• Challenge: Select lines where the word "Mastercraft" appears.

Stored data:
• • • •

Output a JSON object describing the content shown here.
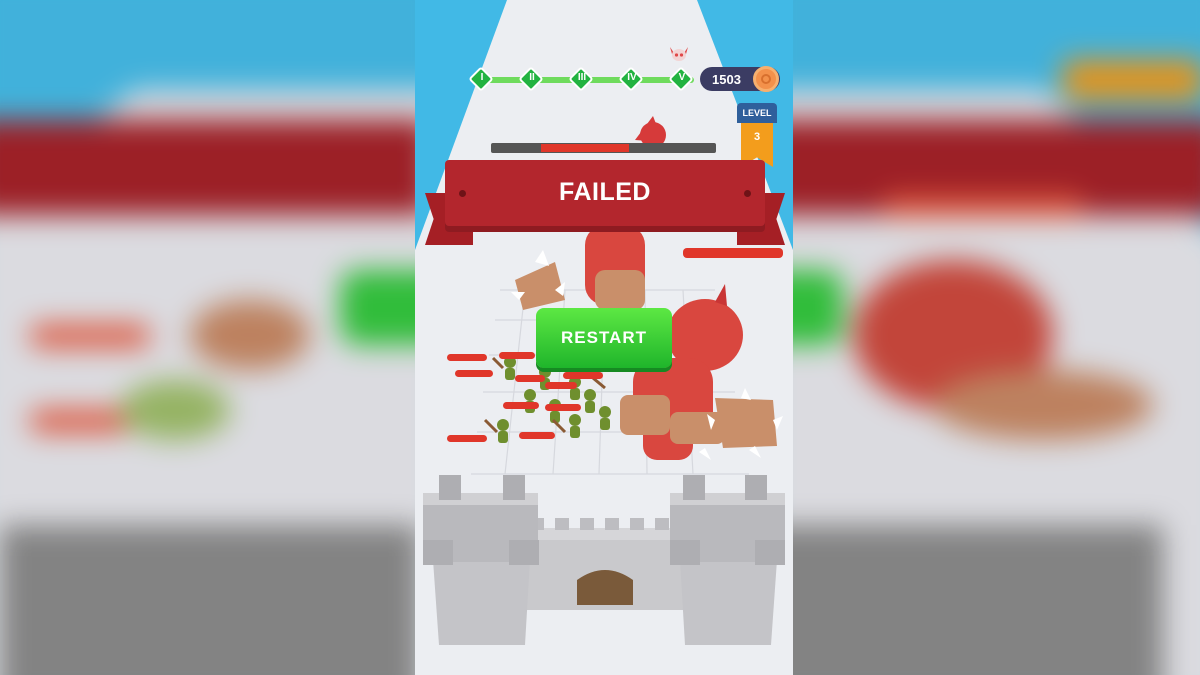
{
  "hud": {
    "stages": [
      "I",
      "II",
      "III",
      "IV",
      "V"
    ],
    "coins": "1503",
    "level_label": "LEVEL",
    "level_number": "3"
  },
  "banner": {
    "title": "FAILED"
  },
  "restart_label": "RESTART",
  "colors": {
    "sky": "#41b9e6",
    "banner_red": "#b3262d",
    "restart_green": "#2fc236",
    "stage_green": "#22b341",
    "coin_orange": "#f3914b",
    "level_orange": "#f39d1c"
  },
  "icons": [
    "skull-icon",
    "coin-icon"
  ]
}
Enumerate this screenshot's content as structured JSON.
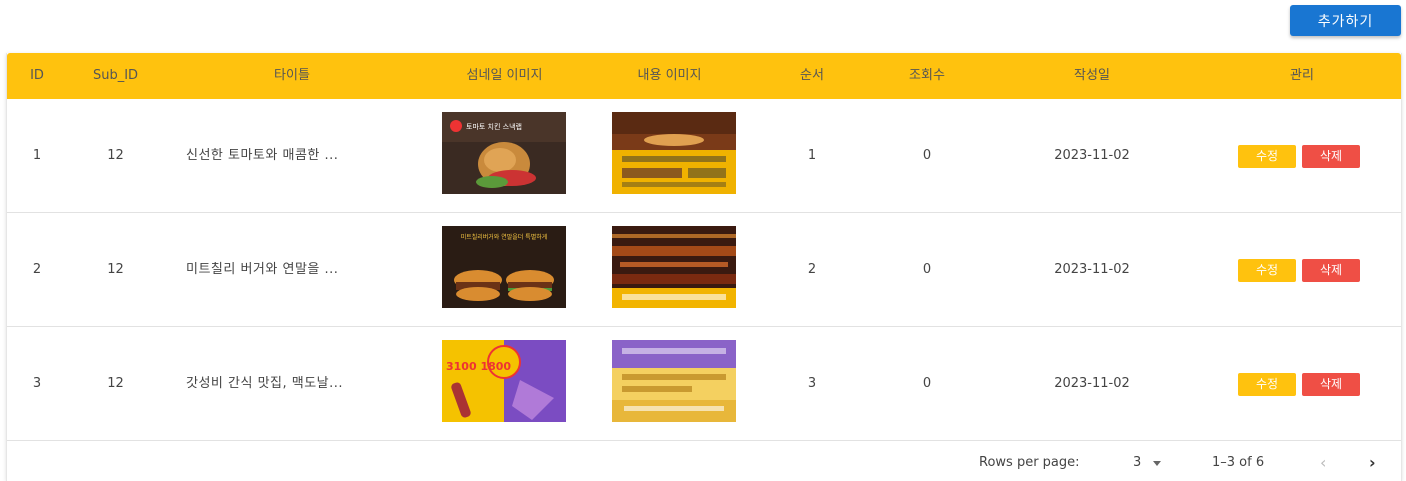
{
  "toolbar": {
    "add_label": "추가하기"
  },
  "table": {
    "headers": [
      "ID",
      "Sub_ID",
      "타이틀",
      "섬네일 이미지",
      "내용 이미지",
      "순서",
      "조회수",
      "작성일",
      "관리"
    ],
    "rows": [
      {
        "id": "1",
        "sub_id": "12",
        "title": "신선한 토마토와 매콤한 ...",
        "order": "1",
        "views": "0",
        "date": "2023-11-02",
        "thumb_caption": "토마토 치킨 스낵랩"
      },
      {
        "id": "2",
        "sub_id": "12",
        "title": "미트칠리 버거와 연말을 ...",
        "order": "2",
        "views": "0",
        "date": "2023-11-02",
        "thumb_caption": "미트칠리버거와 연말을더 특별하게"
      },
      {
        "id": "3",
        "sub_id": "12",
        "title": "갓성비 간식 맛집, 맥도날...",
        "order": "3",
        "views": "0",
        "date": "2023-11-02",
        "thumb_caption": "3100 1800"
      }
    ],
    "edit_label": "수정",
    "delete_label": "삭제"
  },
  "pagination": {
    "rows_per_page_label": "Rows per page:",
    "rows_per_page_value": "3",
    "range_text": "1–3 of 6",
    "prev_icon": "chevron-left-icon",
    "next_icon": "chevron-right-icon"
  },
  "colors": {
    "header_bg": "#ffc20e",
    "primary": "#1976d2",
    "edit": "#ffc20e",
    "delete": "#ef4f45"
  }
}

• • • •

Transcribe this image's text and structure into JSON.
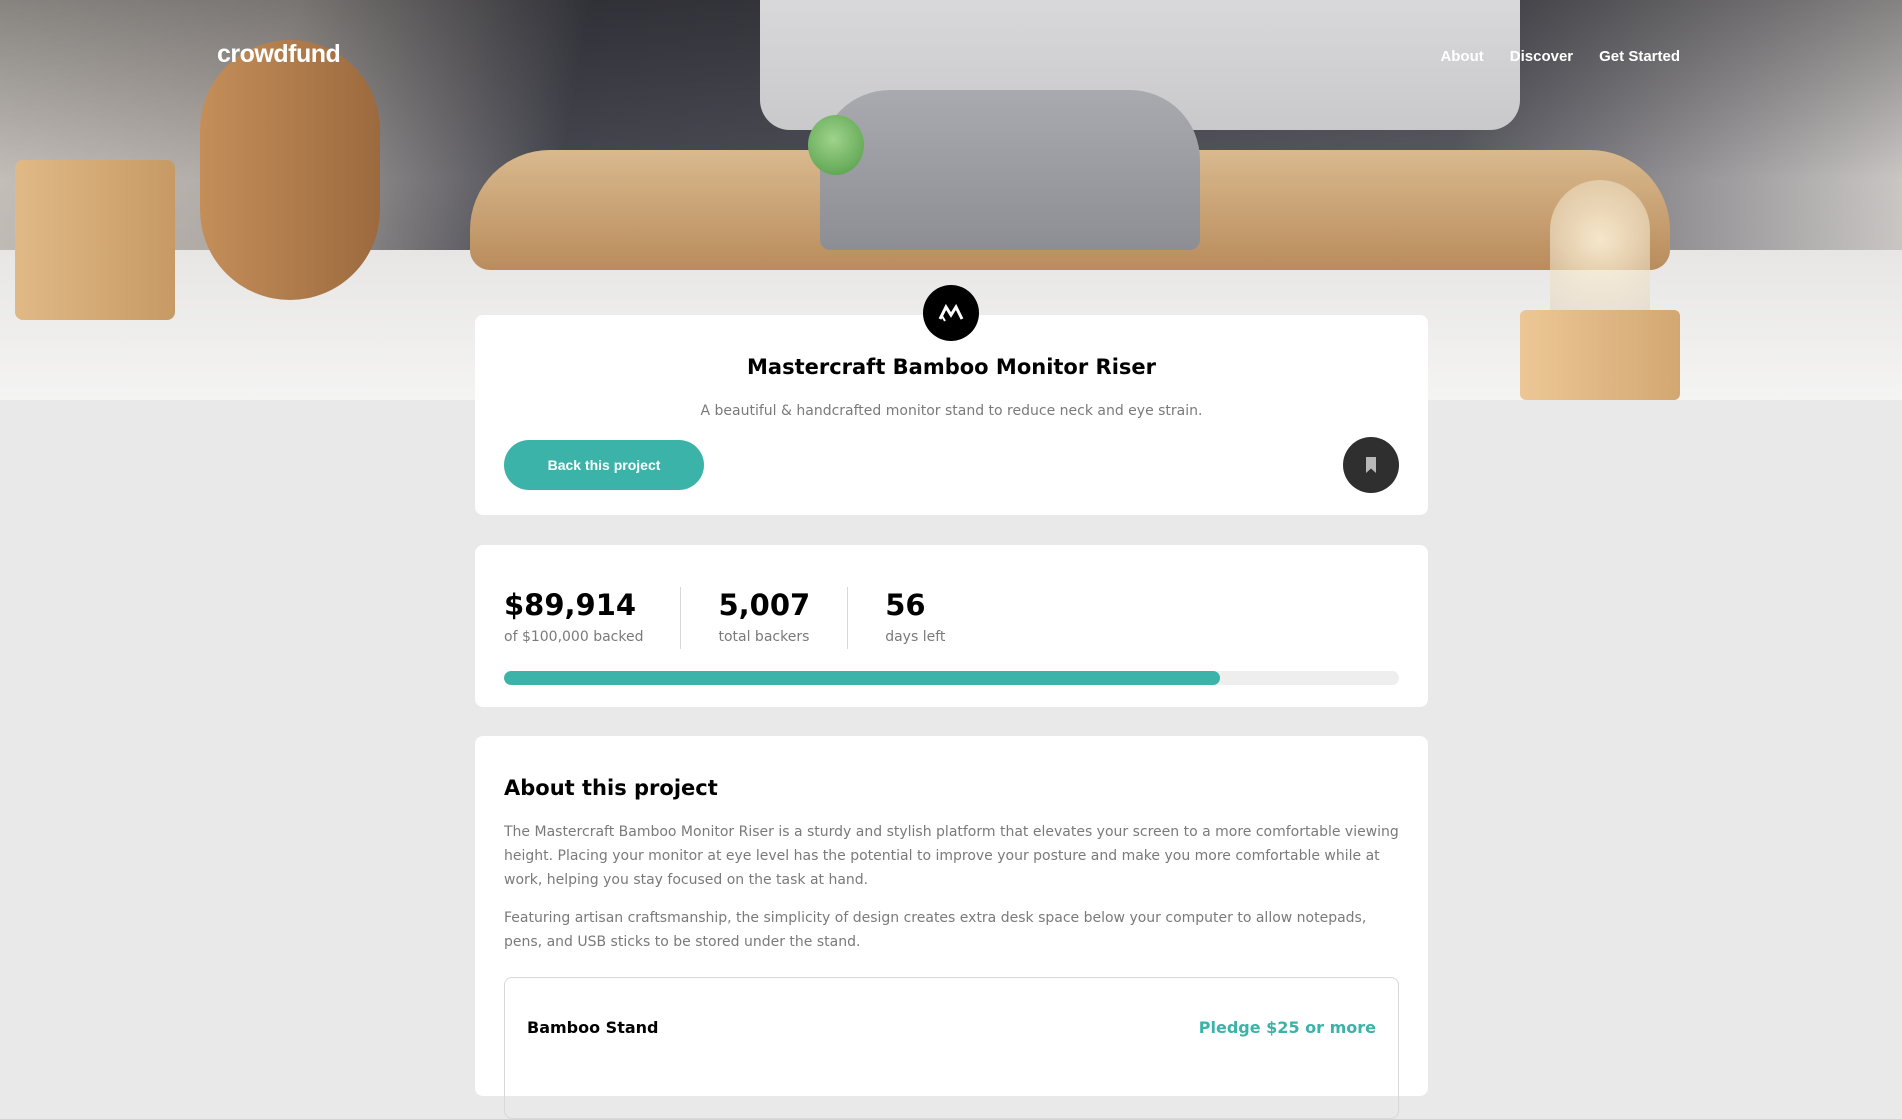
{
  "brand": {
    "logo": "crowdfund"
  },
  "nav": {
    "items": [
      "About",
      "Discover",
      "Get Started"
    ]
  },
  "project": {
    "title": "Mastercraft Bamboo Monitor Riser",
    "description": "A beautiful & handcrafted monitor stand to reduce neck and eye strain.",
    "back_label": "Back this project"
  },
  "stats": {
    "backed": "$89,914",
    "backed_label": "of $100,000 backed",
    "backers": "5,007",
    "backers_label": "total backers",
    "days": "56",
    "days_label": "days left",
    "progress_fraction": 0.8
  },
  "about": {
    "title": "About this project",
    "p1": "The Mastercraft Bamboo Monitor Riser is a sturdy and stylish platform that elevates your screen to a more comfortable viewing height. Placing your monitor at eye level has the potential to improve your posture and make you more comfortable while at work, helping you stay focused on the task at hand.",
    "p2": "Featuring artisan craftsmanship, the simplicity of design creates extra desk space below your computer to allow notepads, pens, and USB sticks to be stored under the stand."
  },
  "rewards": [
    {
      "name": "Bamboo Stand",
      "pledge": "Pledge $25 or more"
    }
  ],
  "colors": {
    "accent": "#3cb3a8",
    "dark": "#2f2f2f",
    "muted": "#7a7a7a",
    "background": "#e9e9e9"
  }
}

• • • •

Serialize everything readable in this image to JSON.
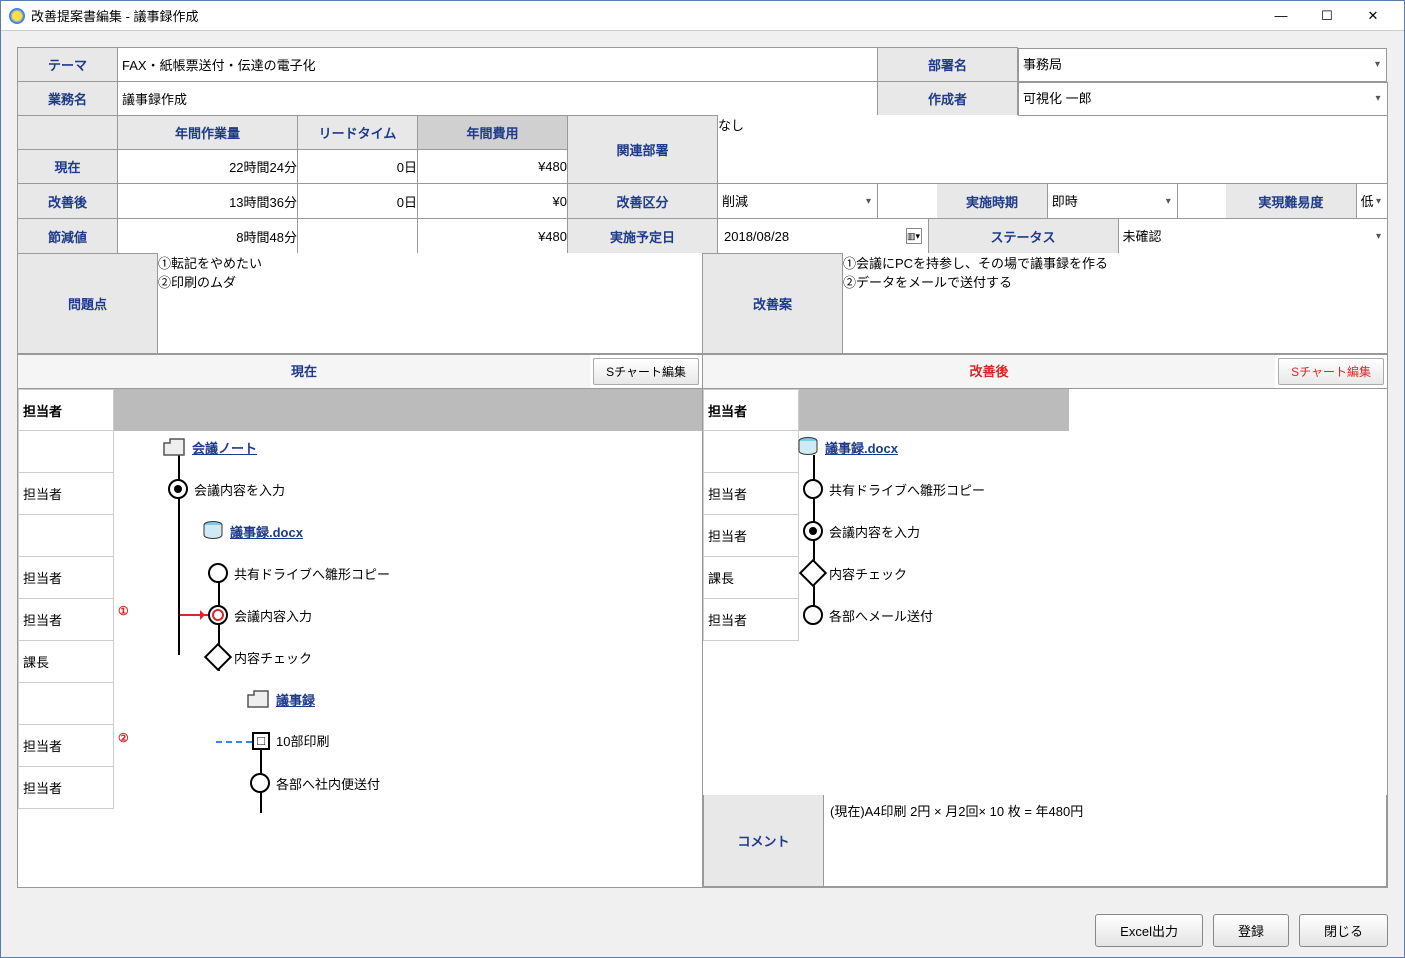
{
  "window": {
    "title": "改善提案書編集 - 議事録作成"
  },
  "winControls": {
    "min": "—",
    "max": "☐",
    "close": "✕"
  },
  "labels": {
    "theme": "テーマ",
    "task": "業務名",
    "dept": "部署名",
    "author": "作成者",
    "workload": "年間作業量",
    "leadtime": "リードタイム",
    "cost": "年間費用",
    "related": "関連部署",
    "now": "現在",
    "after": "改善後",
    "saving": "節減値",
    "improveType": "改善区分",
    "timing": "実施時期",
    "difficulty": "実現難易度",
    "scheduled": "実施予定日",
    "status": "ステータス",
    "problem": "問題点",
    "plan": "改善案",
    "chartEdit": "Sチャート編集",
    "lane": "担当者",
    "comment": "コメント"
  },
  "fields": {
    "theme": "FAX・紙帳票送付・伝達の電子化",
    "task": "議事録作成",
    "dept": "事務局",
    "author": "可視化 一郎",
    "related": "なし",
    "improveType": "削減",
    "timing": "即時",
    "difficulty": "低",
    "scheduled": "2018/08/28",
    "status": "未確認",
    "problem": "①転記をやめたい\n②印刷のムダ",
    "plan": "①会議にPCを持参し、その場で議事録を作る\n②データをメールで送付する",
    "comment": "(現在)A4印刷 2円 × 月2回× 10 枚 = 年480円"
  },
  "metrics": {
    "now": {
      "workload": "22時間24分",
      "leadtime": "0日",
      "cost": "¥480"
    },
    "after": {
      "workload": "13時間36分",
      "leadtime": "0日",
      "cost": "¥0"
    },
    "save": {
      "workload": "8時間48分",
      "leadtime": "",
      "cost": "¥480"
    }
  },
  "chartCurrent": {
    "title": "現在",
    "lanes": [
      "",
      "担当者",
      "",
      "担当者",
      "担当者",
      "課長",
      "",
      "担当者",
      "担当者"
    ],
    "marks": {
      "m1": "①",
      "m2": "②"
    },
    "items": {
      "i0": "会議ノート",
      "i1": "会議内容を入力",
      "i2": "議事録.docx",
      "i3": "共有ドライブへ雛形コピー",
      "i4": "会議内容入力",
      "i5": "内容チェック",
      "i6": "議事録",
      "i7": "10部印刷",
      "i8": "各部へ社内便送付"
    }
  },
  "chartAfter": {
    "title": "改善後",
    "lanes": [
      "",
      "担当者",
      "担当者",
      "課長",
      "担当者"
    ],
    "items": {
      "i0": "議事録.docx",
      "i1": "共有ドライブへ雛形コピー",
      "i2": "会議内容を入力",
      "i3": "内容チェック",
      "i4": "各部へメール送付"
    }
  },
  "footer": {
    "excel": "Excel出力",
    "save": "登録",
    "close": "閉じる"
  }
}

• • • •

• Task response:
    "title": "Mastercraft Bamboo Monitor Riser",
    "p1": "The Mastercraft Bamboo Monitor Riser is a sturdy and stylish platform that elevates your screen to a more comfortable viewing height. Placing your monitor at eye level has the potential to improve your posture and make you more comfortable while at work, helping you stay focused on the task at hand.",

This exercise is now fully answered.